**任务目标 1**
请将记录中从开头第一行起、到含有"message-preview: 【腾讯科技】你正在注册微信帐号，验证... xyxy=(100,190,347,207)"的那一行为止的各行原样照抄一遍，首尾两行都要包括在内。

**原文节选**
##########
题意:次短路
雾草.....当时卡了好久呢
题解:开两个数组,dist用来储存第一次到达某个点的距离,dist2用来储存第二次到达某个点的距离,然后当到达某个点的距离既大于dist[i]和dist2[i]时就抛弃它,另外注意这个图中允许重复到达某个点
比如
1 2 100
2 3 200
那么1-3的次短路就是1->2->1->2->3
代码如下:
#include <stdio.h>
#include <algorithm>
#include <queue>
#include <vector>
#include <iostream>
#include <string.h>
using namespace std;
#define maxn 5010
#define inf 1e9
struct node{
int to,cost;
};
typedef pair<int,int>p;
priority_queue<p,vector<p>,greater<p> >q;
int dist[maxn],dist2[maxn],n,r;
vector<node>Map[maxn];
void slove(){
p dian;
dian.first=0,dian.second=0;
q.push(dian);
dist[0]=0;
while(!q.empty()){
dian=q.top();
q.pop();
//if(dist2[dian.first]<dian.second)continue;
for(int i=0;i<Map[dian.first].size();i++){
node DIAN=Map[dian.first][i];
int d=dian.second+DIAN.cost;
if(dist[DIAN.to]>d){
swap(dist[DIAN.to],d);
q.push(p(DIAN.to,dist[DIAN.to]));
}
if(dist2[DIAN.to]>d && dist[DIAN.to]<d){
dist2[DIAN.to]=d;
q.push(p(DIAN.to,dist2[DIAN.to]));
}
}
}
if(n==1)dist2[n-1]=0;
printf("%d\n",dist2[n-1]);
}
int main(){
scanf("%d%d",&n,&r);
fill(dist,dist+n,inf);
fill(dist2,dist2+n,inf);
for(int i=1;i<=r;i++){
node now;
int from;
scanf("%d%d%d",&from,&now.to,&now.cost);
from--;
now.to--;
Map[from].push_back(now);
swap(from,now.to);
Map[from].push_back(now);
}
slove();
}
##########
**任务目标 2**
列出这篇次短路题解的代码中用 #include 引入的全部头文件。

**数据摘录**
##########
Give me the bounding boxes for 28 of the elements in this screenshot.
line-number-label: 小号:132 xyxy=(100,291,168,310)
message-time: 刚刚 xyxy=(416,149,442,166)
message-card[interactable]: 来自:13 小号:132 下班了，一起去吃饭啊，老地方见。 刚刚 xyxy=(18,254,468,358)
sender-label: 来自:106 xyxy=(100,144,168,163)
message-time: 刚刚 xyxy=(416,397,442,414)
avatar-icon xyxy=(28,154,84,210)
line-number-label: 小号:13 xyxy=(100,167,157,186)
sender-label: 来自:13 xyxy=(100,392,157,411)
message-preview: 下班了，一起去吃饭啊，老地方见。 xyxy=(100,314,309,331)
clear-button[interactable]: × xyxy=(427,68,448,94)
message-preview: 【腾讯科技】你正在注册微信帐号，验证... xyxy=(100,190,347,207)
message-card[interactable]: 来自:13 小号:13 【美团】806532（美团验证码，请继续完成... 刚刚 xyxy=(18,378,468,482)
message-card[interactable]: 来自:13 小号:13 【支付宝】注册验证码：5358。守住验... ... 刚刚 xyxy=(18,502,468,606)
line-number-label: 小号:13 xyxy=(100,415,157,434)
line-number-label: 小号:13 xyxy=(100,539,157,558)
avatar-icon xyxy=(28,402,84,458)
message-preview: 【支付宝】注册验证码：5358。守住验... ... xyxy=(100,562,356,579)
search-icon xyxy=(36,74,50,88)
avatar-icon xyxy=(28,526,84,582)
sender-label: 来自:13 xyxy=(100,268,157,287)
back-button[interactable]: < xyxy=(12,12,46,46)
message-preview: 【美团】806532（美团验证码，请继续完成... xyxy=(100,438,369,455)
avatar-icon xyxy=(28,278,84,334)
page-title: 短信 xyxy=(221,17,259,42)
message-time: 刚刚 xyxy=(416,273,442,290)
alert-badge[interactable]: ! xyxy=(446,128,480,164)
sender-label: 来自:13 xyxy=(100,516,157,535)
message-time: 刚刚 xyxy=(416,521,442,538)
##########
**最终答案 1**
Give me the bounding boxes for 28 of the elements in this screenshot.
line-number-label: 小号:132 xyxy=(100,291,168,310)
message-time: 刚刚 xyxy=(416,149,442,166)
message-card[interactable]: 来自:13 小号:132 下班了，一起去吃饭啊，老地方见。 刚刚 xyxy=(18,254,468,358)
sender-label: 来自:106 xyxy=(100,144,168,163)
message-time: 刚刚 xyxy=(416,397,442,414)
avatar-icon xyxy=(28,154,84,210)
line-number-label: 小号:13 xyxy=(100,167,157,186)
sender-label: 来自:13 xyxy=(100,392,157,411)
message-preview: 下班了，一起去吃饭啊，老地方见。 xyxy=(100,314,309,331)
clear-button[interactable]: × xyxy=(427,68,448,94)
message-preview: 【腾讯科技】你正在注册微信帐号，验证... xyxy=(100,190,347,207)

**最终答案 2**
stdio.h、algorithm、queue、vector、iostream、string.h